**WHAT YOU WILL DO:**
Seek out every line containing the word "supplies", and copy each.

━━━━━ ENTRIES SHOWN

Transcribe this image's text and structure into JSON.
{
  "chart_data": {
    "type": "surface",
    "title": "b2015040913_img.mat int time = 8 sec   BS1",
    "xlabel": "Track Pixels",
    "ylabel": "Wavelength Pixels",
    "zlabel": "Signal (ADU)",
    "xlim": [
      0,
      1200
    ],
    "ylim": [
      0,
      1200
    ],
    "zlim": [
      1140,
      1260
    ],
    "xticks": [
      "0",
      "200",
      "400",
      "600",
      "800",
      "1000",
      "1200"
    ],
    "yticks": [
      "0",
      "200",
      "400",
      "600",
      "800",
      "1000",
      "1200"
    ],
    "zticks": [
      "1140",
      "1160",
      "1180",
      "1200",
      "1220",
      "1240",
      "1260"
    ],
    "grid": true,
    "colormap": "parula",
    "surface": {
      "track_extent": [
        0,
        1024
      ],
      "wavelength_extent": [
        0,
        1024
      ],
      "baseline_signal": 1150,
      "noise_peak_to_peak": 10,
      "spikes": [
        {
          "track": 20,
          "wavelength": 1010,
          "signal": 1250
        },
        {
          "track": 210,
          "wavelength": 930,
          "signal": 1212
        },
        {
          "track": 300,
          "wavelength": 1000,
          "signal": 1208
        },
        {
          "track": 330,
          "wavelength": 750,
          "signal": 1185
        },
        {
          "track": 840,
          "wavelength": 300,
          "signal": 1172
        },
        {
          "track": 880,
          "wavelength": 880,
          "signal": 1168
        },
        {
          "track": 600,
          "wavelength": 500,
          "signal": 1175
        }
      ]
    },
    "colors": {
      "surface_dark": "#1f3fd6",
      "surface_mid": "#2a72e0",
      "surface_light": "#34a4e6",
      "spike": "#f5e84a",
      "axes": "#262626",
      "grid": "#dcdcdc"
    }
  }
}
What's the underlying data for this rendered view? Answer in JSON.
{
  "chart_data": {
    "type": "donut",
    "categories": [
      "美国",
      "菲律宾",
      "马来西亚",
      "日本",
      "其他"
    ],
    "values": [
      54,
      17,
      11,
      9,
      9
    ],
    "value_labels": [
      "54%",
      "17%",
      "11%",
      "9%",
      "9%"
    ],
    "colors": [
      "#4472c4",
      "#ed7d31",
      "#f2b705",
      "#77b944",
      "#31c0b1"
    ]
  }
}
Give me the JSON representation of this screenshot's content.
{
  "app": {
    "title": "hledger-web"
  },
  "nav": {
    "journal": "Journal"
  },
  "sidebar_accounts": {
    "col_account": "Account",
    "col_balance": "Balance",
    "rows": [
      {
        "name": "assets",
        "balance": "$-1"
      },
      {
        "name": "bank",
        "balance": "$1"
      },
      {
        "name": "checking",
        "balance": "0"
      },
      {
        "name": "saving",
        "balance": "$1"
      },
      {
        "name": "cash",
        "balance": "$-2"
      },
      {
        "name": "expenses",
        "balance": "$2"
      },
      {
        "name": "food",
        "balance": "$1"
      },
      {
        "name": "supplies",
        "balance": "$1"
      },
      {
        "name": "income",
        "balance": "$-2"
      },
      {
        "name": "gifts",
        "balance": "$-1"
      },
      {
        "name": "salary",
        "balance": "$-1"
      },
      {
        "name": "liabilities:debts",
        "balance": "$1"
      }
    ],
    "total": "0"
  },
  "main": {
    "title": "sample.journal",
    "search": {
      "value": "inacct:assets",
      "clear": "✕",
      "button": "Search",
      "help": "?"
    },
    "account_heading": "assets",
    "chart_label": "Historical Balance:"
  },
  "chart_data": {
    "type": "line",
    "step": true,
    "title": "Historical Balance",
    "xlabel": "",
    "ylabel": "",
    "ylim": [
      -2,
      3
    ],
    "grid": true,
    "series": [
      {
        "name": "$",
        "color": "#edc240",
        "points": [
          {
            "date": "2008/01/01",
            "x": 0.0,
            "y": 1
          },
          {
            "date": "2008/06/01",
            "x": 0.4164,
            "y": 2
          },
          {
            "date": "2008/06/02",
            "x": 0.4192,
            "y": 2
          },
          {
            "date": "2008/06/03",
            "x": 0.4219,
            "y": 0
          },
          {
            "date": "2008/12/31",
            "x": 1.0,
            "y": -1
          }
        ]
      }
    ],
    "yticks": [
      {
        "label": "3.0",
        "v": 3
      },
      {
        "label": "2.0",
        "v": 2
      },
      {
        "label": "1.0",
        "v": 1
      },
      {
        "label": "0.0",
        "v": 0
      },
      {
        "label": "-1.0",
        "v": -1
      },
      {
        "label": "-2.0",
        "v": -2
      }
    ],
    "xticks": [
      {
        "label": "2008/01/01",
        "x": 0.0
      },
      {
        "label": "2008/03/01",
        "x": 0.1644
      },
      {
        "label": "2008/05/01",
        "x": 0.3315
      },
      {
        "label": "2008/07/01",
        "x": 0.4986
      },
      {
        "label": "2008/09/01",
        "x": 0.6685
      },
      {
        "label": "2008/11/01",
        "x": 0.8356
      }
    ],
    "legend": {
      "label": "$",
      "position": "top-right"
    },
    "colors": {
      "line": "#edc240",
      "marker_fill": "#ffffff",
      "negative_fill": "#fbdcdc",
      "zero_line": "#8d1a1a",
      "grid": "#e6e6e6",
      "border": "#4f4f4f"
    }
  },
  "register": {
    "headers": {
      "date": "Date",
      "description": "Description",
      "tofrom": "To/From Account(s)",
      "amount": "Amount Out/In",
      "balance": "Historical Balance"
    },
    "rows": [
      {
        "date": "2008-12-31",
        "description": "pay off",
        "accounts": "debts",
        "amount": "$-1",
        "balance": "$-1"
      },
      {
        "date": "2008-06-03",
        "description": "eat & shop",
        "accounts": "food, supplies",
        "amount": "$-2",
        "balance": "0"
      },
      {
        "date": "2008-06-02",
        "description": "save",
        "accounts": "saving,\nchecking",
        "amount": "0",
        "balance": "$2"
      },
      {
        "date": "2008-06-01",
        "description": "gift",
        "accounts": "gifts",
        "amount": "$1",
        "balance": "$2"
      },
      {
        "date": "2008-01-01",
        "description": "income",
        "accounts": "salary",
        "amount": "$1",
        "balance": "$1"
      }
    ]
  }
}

━━━━━━━━━━

**FINISHED TASK:**
        "name": "supplies",
        "accounts": "food, supplies",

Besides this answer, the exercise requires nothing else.